Tree-based vs. Deep Learning

January 12, 2023

Von Marina Schürmann

Deep Learning als Teilgebiet der künstlichen Intelligenz ist heute in aller Munde. Dies ist nicht verwunderlich, haben entsprechende Verfahren bei der automatischen Verarbeitung von Bild-, Sprach-, und Audiodaten doch massive Fortschritte erzielen können.
Bei tabellarischen Daten hingegen ist der Vorteil von Deep Learning gegenüber herkömmlichen Machine Learning Methoden unklar. In ihrer 2022 erschienen Publikation “Why do tree-based models still outperform deep learning on tabular data?” gehen Grinsztajn et al. (2022) dieser Feststellung auf den Grund. Sie definieren einerseits einen Benchmark für tabellarische Daten, um eine Vergleichbarkeit unterschiedlicher Methoden zu ermöglichen und vergleichen verschiedene Deep-Learning- und Decision Tree Modelle auf tabellarischen Datensätzen. Andererseits untersuchen sie, aus welchen Gründen Decision Trees noch immer eine bessere Performance als Deep Learning-Verfahren auf Tabellendaten erreichen.

--- ENTNOMMENES MATERIAL ---

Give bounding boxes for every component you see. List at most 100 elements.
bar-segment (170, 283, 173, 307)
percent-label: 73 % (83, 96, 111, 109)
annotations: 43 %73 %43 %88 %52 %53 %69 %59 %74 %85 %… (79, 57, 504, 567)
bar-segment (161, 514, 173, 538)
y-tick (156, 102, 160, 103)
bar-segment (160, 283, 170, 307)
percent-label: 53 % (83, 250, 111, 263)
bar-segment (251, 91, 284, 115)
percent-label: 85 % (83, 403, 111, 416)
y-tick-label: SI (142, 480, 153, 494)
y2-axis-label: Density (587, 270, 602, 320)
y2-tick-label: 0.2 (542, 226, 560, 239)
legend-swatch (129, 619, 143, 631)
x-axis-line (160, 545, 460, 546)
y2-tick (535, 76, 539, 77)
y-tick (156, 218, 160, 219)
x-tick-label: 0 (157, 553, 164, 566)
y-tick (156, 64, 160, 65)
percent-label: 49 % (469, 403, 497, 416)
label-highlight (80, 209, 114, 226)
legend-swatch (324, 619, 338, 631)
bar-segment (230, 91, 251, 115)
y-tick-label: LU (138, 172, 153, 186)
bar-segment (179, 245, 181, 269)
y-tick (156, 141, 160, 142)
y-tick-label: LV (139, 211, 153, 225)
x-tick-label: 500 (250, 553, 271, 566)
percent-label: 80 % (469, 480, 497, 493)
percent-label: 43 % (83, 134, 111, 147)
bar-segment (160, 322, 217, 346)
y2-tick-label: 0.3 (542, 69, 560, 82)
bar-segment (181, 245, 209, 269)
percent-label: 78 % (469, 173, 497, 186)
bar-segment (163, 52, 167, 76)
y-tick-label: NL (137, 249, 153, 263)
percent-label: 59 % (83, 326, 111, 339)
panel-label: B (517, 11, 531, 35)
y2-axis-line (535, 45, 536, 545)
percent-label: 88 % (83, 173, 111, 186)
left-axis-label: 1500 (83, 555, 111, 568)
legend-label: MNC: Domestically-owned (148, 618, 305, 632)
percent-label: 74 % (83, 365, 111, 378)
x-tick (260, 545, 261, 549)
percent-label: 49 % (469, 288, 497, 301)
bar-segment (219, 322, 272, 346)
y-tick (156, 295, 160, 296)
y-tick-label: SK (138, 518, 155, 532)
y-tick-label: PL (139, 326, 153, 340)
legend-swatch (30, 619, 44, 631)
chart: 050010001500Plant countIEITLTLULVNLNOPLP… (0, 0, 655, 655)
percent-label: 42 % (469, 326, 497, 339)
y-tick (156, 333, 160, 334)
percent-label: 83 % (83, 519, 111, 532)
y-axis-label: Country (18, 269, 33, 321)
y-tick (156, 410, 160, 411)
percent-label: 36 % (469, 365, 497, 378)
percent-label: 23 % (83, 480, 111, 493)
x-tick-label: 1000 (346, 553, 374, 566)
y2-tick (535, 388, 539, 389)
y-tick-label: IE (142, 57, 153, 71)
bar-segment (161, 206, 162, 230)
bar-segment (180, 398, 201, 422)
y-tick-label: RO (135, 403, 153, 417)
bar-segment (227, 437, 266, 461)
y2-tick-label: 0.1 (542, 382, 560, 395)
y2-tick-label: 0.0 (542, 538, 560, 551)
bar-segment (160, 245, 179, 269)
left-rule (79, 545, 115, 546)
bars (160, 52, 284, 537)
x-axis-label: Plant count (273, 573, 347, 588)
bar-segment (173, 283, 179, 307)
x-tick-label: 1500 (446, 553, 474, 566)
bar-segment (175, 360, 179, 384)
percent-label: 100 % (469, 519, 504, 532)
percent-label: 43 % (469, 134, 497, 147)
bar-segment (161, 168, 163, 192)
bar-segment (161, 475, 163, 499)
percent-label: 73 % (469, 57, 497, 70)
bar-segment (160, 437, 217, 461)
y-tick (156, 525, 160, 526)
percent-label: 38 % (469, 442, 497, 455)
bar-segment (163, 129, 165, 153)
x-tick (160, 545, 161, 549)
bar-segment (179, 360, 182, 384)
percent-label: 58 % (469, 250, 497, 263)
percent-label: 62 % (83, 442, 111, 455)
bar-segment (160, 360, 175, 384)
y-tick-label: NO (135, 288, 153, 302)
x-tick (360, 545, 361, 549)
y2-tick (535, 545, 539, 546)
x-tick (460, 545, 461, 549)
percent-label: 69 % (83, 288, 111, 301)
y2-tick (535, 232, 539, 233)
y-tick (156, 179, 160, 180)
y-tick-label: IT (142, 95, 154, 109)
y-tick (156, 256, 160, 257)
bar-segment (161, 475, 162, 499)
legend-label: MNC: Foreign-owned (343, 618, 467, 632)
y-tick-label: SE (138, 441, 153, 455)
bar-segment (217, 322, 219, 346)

--- ZU BEARBEITEN ---
A. Kopieren Sie aus dem Quellenauszug wortgetreu den Abschnitt von "Deep Learning als" bis einschließlich "Fortschritte erzielen können.".
B. Beantworten Sie anhand des Quellenauszugs folgende Fragen:
(i) Welches Datum trägt der Text?
(ii) In welchem Jahr erschien die Publikation von Grinsztajn et al.?
(iii) Bei der Verarbeitung welcher Daten hat Deep Learning laut Text massive Fortschritte erzielt?

--- DIE LÖSUNGEN ---
A.
Deep Learning als Teilgebiet der künstlichen Intelligenz ist heute in aller Munde. Dies ist nicht verwunderlich, haben entsprechende Verfahren bei der automatischen Verarbeitung von Bild-, Sprach-, und Audiodaten doch massive Fortschritte erzielen können.

B.
(i) January 12, 2023
(ii) 2022
(iii) Bei Bild-, Sprach- und Audiodaten